» **Set task**: Copy every line in the records below that contains the word "screenshot".

» **Stored data entries**:
[Start]
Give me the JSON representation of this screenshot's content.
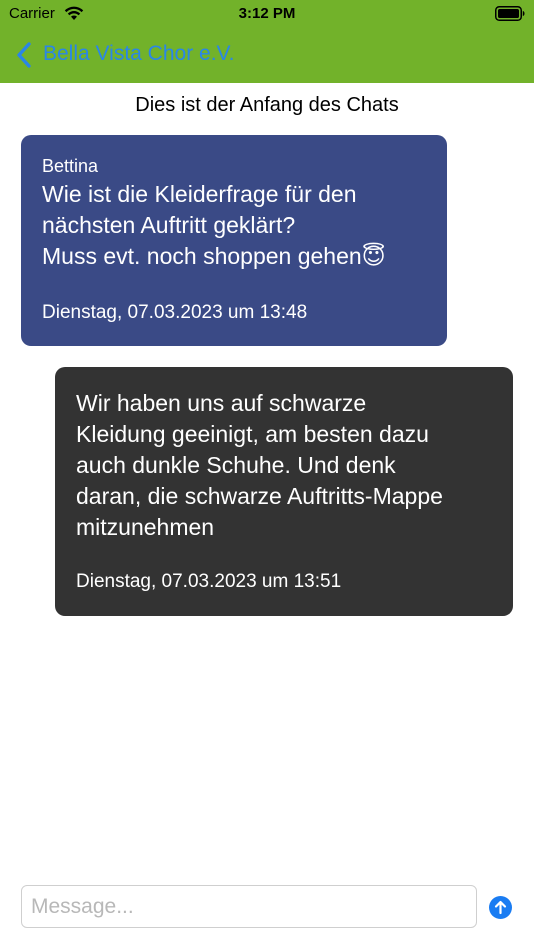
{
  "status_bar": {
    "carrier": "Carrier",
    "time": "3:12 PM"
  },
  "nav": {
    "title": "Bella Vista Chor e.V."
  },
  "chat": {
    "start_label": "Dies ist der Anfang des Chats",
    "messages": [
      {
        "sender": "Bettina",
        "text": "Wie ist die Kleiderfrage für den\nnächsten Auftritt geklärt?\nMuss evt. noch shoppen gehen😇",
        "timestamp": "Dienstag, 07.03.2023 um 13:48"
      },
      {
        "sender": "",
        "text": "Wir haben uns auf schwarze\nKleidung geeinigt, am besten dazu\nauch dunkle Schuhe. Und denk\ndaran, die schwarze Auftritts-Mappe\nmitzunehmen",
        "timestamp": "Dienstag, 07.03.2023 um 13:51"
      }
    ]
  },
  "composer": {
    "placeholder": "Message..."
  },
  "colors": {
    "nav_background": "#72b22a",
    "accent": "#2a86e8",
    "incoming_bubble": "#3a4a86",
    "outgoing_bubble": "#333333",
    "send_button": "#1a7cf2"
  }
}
[End]
[Start]
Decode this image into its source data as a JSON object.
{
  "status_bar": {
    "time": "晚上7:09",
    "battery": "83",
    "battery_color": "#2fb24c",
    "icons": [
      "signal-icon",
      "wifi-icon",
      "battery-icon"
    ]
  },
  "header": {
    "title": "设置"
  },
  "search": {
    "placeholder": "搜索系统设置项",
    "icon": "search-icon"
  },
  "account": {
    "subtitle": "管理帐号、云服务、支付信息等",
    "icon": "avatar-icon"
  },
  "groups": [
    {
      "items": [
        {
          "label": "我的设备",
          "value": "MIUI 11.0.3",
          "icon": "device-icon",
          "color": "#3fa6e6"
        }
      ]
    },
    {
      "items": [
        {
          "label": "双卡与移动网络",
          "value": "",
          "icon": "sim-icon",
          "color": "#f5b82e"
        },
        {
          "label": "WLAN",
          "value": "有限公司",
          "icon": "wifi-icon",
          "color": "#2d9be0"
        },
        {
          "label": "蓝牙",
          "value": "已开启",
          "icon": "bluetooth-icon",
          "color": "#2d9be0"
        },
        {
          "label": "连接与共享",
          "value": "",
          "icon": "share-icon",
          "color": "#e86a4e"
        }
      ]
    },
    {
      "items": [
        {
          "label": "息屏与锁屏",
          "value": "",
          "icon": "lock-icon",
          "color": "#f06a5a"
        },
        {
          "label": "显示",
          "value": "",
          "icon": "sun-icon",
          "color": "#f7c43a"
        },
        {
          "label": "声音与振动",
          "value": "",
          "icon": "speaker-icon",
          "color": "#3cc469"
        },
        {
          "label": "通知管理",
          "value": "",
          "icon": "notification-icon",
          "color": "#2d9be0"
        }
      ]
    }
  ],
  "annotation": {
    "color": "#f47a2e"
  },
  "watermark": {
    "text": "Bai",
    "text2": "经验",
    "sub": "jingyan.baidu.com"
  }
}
[End]
[Start]
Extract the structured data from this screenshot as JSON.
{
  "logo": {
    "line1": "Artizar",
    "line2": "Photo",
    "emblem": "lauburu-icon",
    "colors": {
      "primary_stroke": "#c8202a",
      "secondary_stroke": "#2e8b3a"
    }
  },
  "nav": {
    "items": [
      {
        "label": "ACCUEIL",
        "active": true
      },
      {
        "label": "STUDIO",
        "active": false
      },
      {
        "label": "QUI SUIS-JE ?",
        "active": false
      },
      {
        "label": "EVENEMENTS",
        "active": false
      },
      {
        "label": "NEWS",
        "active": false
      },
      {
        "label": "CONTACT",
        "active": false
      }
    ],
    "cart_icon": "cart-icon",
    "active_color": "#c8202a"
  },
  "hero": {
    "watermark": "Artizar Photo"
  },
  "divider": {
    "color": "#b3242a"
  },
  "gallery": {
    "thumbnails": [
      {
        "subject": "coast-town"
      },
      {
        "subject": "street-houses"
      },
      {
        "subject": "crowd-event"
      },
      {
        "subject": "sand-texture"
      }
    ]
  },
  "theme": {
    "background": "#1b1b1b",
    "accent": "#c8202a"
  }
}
[End]
» **Completed exercise**:
Give me the JSON representation of this screenshot's content.
Extract the structured data from this screenshot as JSON.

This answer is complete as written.